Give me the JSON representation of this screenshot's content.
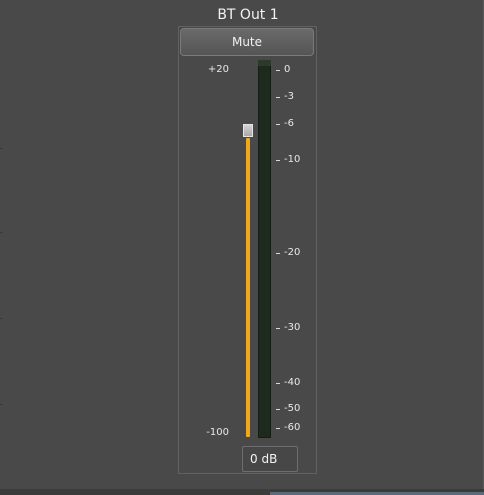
{
  "channel": {
    "title": "BT Out 1",
    "mute_label": "Mute",
    "value_display": "0 dB"
  },
  "fader": {
    "max_label": "+20",
    "min_label": "-100",
    "range_db": [
      -100,
      20
    ],
    "value_db": 0,
    "track_color": "#f0a81c"
  },
  "meter": {
    "scale_labels": [
      {
        "db": 0,
        "label": "0"
      },
      {
        "db": -3,
        "label": "-3"
      },
      {
        "db": -6,
        "label": "-6"
      },
      {
        "db": -10,
        "label": "-10"
      },
      {
        "db": -20,
        "label": "-20"
      },
      {
        "db": -30,
        "label": "-30"
      },
      {
        "db": -40,
        "label": "-40"
      },
      {
        "db": -50,
        "label": "-50"
      },
      {
        "db": -60,
        "label": "-60"
      }
    ],
    "background_color": "#1d2a1d"
  },
  "colors": {
    "panel_background": "#494949",
    "text": "#f2f2f2"
  }
}
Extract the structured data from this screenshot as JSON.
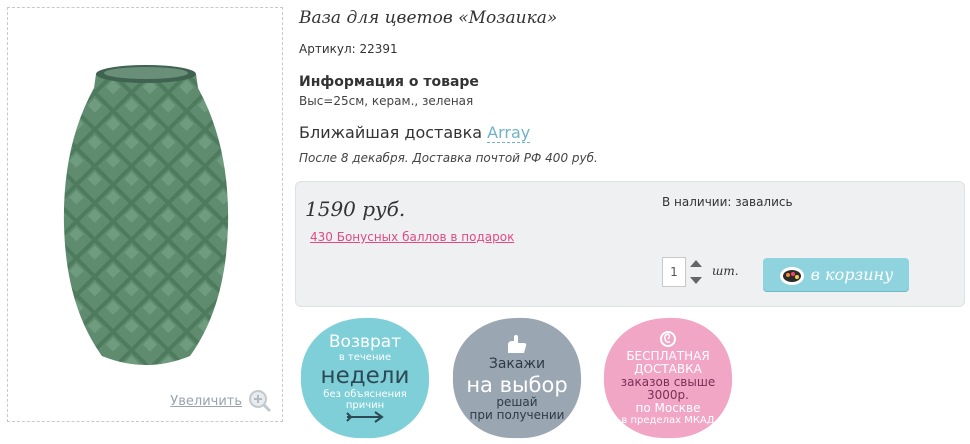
{
  "product": {
    "title": "Ваза для цветов «Мозаика»",
    "sku_label": "Артикул:",
    "sku": "22391",
    "info_heading": "Информация о товаре",
    "info_text": "Выс=25см, керам., зеленая",
    "delivery_heading": "Ближайшая доставка",
    "delivery_link": "Array",
    "delivery_text": "После 8 декабря. Доставка почтой РФ 400 руб."
  },
  "gallery": {
    "zoom_label": "Увеличить",
    "vase_color": "#4e7a5e"
  },
  "purchase": {
    "price": "1590 руб.",
    "bonus": "430 Бонусных баллов в подарок",
    "stock": "В наличии: завались",
    "quantity": "1",
    "unit": "шт.",
    "cart_button": "в корзину",
    "cart_color": "#8fd3df"
  },
  "badges": [
    {
      "color": "#7fcfd8",
      "line1": "Возврат",
      "line2": "в течение",
      "line3": "недели",
      "line4": "без объяснения",
      "line5": "причин",
      "icon": "arrow-icon"
    },
    {
      "color": "#9aa7b2",
      "line1": "Закажи",
      "line2": "на выбор",
      "line3": "решай",
      "line4": "при получении",
      "icon": "hand-icon"
    },
    {
      "color": "#f2a6c6",
      "line1": "БЕСПЛАТНАЯ",
      "line2": "ДОСТАВКА",
      "line3": "заказов свыше",
      "line4": "3000р.",
      "line5": "по Москве",
      "line6": "в пределах МКАД",
      "icon": "candy-icon"
    }
  ]
}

WHAT THE TASK ASKS: Transcribe all entries above exactly. Drop the pictures.

THE RESULT:
Give me the JSON representation of this screenshot's content.
{
  "channel": {
    "title": "BT Out 1",
    "mute_label": "Mute",
    "value_display": "0 dB"
  },
  "fader": {
    "max_label": "+20",
    "min_label": "-100",
    "range_db": [
      -100,
      20
    ],
    "value_db": 0,
    "track_color": "#f0a81c"
  },
  "meter": {
    "scale_labels": [
      {
        "db": 0,
        "label": "0"
      },
      {
        "db": -3,
        "label": "-3"
      },
      {
        "db": -6,
        "label": "-6"
      },
      {
        "db": -10,
        "label": "-10"
      },
      {
        "db": -20,
        "label": "-20"
      },
      {
        "db": -30,
        "label": "-30"
      },
      {
        "db": -40,
        "label": "-40"
      },
      {
        "db": -50,
        "label": "-50"
      },
      {
        "db": -60,
        "label": "-60"
      }
    ],
    "background_color": "#1d2a1d"
  },
  "colors": {
    "panel_background": "#494949",
    "text": "#f2f2f2"
  }
}
Extract the structured data from this screenshot as JSON.
{
  "product": {
    "title": "Ваза для цветов «Мозаика»",
    "sku_label": "Артикул:",
    "sku": "22391",
    "info_heading": "Информация о товаре",
    "info_text": "Выс=25см, керам., зеленая",
    "delivery_heading": "Ближайшая доставка",
    "delivery_link": "Array",
    "delivery_text": "После 8 декабря. Доставка почтой РФ 400 руб."
  },
  "gallery": {
    "zoom_label": "Увеличить",
    "vase_color": "#4e7a5e"
  },
  "purchase": {
    "price": "1590 руб.",
    "bonus": "430 Бонусных баллов в подарок",
    "stock": "В наличии: завались",
    "quantity": "1",
    "unit": "шт.",
    "cart_button": "в корзину",
    "cart_color": "#8fd3df"
  },
  "badges": [
    {
      "color": "#7fcfd8",
      "line1": "Возврат",
      "line2": "в течение",
      "line3": "недели",
      "line4": "без объяснения",
      "line5": "причин",
      "icon": "arrow-icon"
    },
    {
      "color": "#9aa7b2",
      "line1": "Закажи",
      "line2": "на выбор",
      "line3": "решай",
      "line4": "при получении",
      "icon": "hand-icon"
    },
    {
      "color": "#f2a6c6",
      "line1": "БЕСПЛАТНАЯ",
      "line2": "ДОСТАВКА",
      "line3": "заказов свыше",
      "line4": "3000р.",
      "line5": "по Москве",
      "line6": "в пределах МКАД",
      "icon": "candy-icon"
    }
  ]
}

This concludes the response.